WHAT IS BEING ASKED:
Filter the entries below, keeping every line that has the word "спортивной".
-- Start of GIVEN DATA --
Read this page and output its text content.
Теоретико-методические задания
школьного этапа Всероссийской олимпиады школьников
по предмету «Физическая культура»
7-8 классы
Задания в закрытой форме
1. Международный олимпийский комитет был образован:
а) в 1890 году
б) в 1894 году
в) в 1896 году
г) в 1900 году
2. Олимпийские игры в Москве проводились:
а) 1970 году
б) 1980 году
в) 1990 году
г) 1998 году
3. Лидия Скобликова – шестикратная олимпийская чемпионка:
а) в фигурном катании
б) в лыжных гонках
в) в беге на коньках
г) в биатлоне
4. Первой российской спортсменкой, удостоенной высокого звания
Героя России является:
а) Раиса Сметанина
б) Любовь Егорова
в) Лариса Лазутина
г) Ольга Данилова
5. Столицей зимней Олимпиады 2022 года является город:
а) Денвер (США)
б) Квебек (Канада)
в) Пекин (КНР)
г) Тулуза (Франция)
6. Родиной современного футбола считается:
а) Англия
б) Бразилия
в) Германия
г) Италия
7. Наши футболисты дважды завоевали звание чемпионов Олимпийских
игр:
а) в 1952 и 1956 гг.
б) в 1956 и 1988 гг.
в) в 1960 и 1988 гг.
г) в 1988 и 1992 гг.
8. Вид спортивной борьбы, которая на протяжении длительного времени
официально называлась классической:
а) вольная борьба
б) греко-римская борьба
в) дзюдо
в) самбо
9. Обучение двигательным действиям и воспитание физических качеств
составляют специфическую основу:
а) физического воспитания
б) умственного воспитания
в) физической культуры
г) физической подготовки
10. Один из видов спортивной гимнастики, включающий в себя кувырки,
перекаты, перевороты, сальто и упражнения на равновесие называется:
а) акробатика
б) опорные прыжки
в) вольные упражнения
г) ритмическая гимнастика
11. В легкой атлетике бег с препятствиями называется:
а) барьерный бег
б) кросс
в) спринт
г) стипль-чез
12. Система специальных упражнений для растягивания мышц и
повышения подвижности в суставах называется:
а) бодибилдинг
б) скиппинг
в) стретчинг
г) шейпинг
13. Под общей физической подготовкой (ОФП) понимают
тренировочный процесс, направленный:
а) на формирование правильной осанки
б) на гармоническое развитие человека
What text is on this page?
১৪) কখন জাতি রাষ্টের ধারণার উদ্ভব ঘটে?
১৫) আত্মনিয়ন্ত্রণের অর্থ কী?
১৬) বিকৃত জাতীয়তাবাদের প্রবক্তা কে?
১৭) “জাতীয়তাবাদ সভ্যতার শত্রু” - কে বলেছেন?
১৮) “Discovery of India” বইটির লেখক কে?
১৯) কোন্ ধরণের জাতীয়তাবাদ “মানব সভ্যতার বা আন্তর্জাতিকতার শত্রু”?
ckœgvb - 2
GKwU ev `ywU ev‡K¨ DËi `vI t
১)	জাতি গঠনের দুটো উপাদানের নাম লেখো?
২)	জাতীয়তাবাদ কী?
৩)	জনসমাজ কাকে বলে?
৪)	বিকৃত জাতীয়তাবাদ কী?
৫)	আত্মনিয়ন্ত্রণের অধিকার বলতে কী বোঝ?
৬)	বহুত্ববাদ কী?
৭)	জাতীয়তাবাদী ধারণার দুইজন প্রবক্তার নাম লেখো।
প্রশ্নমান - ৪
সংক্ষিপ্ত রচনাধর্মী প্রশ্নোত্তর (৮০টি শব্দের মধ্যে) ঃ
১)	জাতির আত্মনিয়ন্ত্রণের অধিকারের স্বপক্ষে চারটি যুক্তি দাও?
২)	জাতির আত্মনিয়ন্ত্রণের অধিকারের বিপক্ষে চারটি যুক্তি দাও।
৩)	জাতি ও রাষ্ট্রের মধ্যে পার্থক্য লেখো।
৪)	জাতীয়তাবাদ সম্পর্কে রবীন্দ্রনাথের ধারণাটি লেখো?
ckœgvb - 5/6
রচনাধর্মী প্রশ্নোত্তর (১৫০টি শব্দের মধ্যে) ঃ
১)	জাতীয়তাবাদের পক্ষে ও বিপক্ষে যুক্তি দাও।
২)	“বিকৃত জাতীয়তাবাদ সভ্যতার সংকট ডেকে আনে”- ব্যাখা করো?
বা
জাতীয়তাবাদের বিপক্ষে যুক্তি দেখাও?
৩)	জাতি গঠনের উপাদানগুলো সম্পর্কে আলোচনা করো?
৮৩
-- End of GIVEN DATA --
FULL SOLUTION:
8. Вид спортивной борьбы, которая на протяжении длительного времени
10. Один из видов спортивной гимнастики, включающий в себя кувырки,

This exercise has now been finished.